What you are asked to do: Copy out all of the material exactly as presented.

Given records:

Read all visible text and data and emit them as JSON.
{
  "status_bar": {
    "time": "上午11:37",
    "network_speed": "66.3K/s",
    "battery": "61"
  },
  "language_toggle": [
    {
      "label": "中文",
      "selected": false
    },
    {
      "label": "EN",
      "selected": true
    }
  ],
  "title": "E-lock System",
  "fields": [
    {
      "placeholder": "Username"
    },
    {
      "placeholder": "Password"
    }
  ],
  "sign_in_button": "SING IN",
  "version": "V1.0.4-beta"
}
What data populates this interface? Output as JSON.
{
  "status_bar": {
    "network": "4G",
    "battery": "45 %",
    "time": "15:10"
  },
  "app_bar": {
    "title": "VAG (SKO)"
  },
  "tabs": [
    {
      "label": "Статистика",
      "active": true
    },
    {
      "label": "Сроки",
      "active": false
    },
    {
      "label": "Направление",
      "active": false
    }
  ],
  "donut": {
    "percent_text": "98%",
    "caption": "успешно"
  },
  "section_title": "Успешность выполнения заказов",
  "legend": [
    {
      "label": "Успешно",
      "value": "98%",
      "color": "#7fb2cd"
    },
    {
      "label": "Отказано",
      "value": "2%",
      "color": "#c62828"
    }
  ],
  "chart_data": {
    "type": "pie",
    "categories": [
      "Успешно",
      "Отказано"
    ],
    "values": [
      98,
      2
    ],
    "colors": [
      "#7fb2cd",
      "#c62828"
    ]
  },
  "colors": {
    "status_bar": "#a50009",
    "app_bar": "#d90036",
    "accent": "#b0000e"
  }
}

Task output:
Read all visible text and data and emit them as JSON.
{
  "status_bar": {
    "time": "上午11:37",
    "network_speed": "66.3K/s",
    "battery": "61"
  },
  "language_toggle": [
    {
      "label": "中文",
      "selected": false
    },
    {
      "label": "EN",
      "selected": true
    }
  ],
  "title": "E-lock System",
  "fields": [
    {
      "placeholder": "Username"
    },
    {
      "placeholder": "Password"
    }
  ],
  "sign_in_button": "SING IN",
  "version": "V1.0.4-beta"
}
What data populates this interface? Output as JSON.
{
  "status_bar": {
    "network": "4G",
    "battery": "45 %",
    "time": "15:10"
  },
  "app_bar": {
    "title": "VAG (SKO)"
  },
  "tabs": [
    {
      "label": "Статистика",
      "active": true
    },
    {
      "label": "Сроки",
      "active": false
    },
    {
      "label": "Направление",
      "active": false
    }
  ],
  "donut": {
    "percent_text": "98%",
    "caption": "успешно"
  },
  "section_title": "Успешность выполнения заказов",
  "legend": [
    {
      "label": "Успешно",
      "value": "98%",
      "color": "#7fb2cd"
    },
    {
      "label": "Отказано",
      "value": "2%",
      "color": "#c62828"
    }
  ],
  "chart_data": {
    "type": "pie",
    "categories": [
      "Успешно",
      "Отказано"
    ],
    "values": [
      98,
      2
    ],
    "colors": [
      "#7fb2cd",
      "#c62828"
    ]
  },
  "colors": {
    "status_bar": "#a50009",
    "app_bar": "#d90036",
    "accent": "#b0000e"
  }
}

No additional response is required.